▶ _Your instructions_: Pictures within the data are to be left out; everything else must be reproduced exactly.

= = = = =

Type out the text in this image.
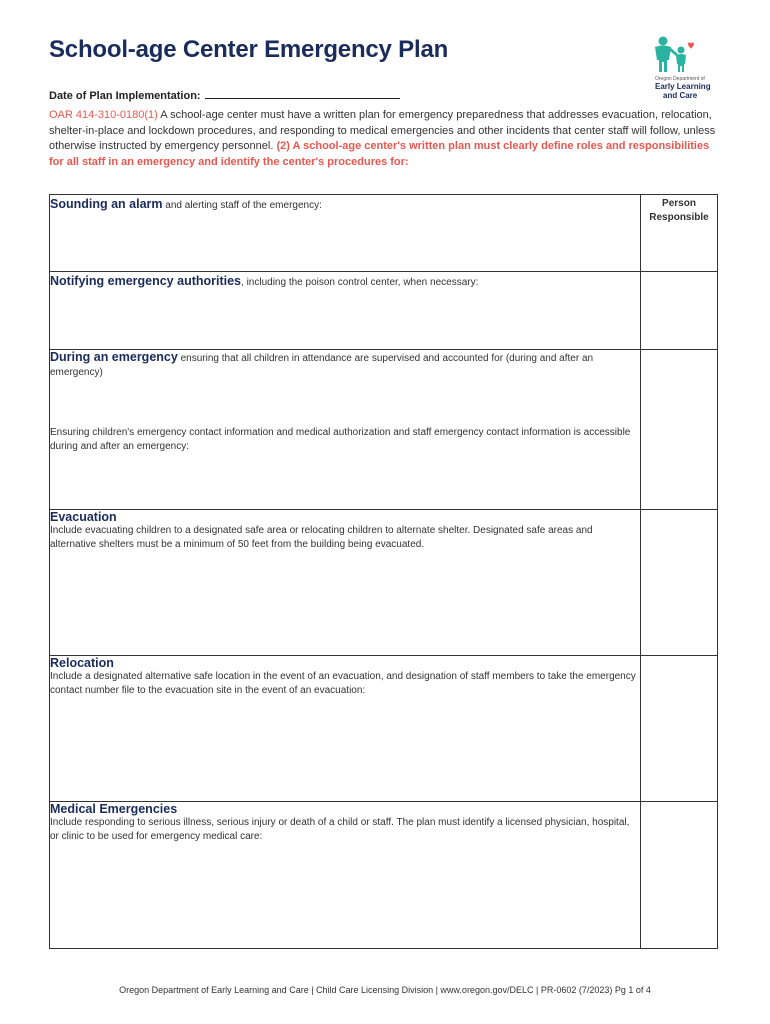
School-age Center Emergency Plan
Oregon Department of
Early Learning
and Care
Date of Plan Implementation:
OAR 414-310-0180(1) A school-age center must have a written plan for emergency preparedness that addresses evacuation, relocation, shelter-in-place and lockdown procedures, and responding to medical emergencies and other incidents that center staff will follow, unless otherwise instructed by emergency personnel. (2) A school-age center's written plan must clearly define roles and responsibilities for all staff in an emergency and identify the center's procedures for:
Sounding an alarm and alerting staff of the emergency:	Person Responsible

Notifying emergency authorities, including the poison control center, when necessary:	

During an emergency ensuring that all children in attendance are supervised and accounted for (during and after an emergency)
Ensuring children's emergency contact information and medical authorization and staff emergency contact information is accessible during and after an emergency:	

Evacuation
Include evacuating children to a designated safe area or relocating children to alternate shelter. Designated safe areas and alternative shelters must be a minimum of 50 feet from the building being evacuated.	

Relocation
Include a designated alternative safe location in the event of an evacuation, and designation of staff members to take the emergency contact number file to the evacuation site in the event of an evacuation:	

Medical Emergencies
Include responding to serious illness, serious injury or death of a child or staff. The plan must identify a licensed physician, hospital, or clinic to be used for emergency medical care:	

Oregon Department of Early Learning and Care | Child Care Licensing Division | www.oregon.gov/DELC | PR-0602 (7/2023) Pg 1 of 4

= = = = =

▶ _Exercise response_:
Type out the text in this image.
School-age Center Emergency Plan
Oregon Department of
Early Learning
and Care
Date of Plan Implementation:
OAR 414-310-0180(1) A school-age center must have a written plan for emergency preparedness that addresses evacuation, relocation, shelter-in-place and lockdown procedures, and responding to medical emergencies and other incidents that center staff will follow, unless otherwise instructed by emergency personnel. (2) A school-age center's written plan must clearly define roles and responsibilities for all staff in an emergency and identify the center's procedures for:
Sounding an alarm and alerting staff of the emergency:	Person Responsible

Notifying emergency authorities, including the poison control center, when necessary:	

During an emergency ensuring that all children in attendance are supervised and accounted for (during and after an emergency)
Ensuring children's emergency contact information and medical authorization and staff emergency contact information is accessible during and after an emergency:	

Evacuation
Include evacuating children to a designated safe area or relocating children to alternate shelter. Designated safe areas and alternative shelters must be a minimum of 50 feet from the building being evacuated.	

Relocation
Include a designated alternative safe location in the event of an evacuation, and designation of staff members to take the emergency contact number file to the evacuation site in the event of an evacuation:	

Medical Emergencies
Include responding to serious illness, serious injury or death of a child or staff. The plan must identify a licensed physician, hospital, or clinic to be used for emergency medical care:	

Oregon Department of Early Learning and Care | Child Care Licensing Division | www.oregon.gov/DELC | PR-0602 (7/2023) Pg 1 of 4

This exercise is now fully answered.